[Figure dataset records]
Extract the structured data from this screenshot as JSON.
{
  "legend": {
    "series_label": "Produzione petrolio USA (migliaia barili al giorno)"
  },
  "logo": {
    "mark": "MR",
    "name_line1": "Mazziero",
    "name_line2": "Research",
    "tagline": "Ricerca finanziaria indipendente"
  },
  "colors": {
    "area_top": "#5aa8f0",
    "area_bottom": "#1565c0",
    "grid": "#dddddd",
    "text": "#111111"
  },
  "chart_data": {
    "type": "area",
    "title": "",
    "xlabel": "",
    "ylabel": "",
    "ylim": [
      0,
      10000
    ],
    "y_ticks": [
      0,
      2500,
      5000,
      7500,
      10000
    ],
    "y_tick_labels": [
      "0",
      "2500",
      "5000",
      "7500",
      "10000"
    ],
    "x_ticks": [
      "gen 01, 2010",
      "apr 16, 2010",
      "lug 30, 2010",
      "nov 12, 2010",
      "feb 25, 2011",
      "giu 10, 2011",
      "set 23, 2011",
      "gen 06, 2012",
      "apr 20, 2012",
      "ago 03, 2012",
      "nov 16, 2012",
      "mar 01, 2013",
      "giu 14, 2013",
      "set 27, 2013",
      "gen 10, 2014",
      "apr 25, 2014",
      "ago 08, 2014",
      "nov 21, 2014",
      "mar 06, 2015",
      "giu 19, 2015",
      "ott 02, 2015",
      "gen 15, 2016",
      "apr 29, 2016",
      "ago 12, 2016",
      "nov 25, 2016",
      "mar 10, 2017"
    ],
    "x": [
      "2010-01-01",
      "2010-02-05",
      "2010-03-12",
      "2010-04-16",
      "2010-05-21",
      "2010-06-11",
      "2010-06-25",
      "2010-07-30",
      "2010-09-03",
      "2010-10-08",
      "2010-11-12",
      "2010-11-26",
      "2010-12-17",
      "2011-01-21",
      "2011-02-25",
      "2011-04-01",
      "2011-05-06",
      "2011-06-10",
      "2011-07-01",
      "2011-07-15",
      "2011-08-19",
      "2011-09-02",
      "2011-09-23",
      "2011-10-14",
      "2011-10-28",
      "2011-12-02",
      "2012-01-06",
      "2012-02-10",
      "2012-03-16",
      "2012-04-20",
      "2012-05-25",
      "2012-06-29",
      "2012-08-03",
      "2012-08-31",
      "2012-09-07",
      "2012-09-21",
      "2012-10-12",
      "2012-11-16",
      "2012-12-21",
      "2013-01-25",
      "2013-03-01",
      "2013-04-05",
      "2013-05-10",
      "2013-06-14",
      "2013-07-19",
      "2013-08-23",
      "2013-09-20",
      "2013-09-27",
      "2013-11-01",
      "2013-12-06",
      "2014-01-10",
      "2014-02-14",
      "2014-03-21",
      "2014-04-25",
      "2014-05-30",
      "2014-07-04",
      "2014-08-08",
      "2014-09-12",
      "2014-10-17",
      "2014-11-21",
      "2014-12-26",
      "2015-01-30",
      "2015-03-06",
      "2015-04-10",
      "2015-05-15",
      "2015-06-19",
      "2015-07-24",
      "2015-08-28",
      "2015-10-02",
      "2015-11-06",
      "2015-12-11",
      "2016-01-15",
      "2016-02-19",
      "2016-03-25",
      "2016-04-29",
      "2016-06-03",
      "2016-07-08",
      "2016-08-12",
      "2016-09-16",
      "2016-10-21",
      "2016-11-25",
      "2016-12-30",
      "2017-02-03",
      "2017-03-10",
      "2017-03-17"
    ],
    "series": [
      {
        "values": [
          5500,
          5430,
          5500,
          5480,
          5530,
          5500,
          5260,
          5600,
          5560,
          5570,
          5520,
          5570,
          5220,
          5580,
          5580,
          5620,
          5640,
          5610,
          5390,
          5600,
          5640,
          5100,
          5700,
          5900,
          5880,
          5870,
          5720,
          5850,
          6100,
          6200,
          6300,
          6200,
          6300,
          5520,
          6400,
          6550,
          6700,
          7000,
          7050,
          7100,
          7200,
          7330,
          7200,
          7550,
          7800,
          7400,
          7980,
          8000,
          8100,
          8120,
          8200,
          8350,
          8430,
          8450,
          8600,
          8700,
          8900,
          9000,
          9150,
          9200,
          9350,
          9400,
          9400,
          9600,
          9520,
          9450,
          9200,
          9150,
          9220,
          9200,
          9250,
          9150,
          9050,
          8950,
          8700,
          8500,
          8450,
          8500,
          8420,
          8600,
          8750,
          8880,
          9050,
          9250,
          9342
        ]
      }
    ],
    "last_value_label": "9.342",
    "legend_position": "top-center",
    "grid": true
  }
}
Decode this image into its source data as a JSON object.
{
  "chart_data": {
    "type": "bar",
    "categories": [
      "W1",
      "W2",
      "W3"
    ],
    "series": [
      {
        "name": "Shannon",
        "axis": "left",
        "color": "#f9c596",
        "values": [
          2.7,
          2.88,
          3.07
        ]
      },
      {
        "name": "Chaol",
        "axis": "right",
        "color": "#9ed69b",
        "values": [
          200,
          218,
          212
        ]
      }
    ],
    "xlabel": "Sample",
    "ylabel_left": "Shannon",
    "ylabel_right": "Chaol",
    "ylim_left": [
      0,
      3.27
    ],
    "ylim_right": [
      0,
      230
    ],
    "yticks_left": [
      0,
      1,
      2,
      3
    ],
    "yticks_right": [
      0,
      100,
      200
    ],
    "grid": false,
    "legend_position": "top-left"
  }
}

**Task directions:** Everything from the line containing "Decode this image" to the end of the data above should be quoted exactly, please, both ends included, and nothing outside that span.

**Solved exercise:**
Decode this image into its source data as a JSON object.
{
  "chart_data": {
    "type": "bar",
    "categories": [
      "W1",
      "W2",
      "W3"
    ],
    "series": [
      {
        "name": "Shannon",
        "axis": "left",
        "color": "#f9c596",
        "values": [
          2.7,
          2.88,
          3.07
        ]
      },
      {
        "name": "Chaol",
        "axis": "right",
        "color": "#9ed69b",
        "values": [
          200,
          218,
          212
        ]
      }
    ],
    "xlabel": "Sample",
    "ylabel_left": "Shannon",
    "ylabel_right": "Chaol",
    "ylim_left": [
      0,
      3.27
    ],
    "ylim_right": [
      0,
      230
    ],
    "yticks_left": [
      0,
      1,
      2,
      3
    ],
    "yticks_right": [
      0,
      100,
      200
    ],
    "grid": false,
    "legend_position": "top-left"
  }
}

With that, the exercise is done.